──────── Data supplied
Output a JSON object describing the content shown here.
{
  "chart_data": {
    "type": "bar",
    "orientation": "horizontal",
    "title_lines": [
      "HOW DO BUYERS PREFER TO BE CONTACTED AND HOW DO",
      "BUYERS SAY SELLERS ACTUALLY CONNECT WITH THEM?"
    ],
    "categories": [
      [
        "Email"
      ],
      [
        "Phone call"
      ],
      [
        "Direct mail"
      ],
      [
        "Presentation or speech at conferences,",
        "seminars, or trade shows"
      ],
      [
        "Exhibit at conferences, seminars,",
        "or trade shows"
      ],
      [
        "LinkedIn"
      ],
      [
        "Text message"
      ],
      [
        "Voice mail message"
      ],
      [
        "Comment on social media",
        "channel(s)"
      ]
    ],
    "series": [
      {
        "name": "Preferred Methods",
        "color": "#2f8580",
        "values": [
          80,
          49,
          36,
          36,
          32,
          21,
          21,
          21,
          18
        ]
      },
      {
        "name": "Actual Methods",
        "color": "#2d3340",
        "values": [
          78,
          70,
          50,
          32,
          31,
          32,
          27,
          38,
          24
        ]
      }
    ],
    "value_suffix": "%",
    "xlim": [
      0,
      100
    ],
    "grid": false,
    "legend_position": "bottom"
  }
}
────────────────
Problem requirements: Set down the entries verbatim, leaving none out.

Task output:
Output a JSON object describing the content shown here.
{
  "chart_data": {
    "type": "bar",
    "orientation": "horizontal",
    "title_lines": [
      "HOW DO BUYERS PREFER TO BE CONTACTED AND HOW DO",
      "BUYERS SAY SELLERS ACTUALLY CONNECT WITH THEM?"
    ],
    "categories": [
      [
        "Email"
      ],
      [
        "Phone call"
      ],
      [
        "Direct mail"
      ],
      [
        "Presentation or speech at conferences,",
        "seminars, or trade shows"
      ],
      [
        "Exhibit at conferences, seminars,",
        "or trade shows"
      ],
      [
        "LinkedIn"
      ],
      [
        "Text message"
      ],
      [
        "Voice mail message"
      ],
      [
        "Comment on social media",
        "channel(s)"
      ]
    ],
    "series": [
      {
        "name": "Preferred Methods",
        "color": "#2f8580",
        "values": [
          80,
          49,
          36,
          36,
          32,
          21,
          21,
          21,
          18
        ]
      },
      {
        "name": "Actual Methods",
        "color": "#2d3340",
        "values": [
          78,
          70,
          50,
          32,
          31,
          32,
          27,
          38,
          24
        ]
      }
    ],
    "value_suffix": "%",
    "xlim": [
      0,
      100
    ],
    "grid": false,
    "legend_position": "bottom"
  }
}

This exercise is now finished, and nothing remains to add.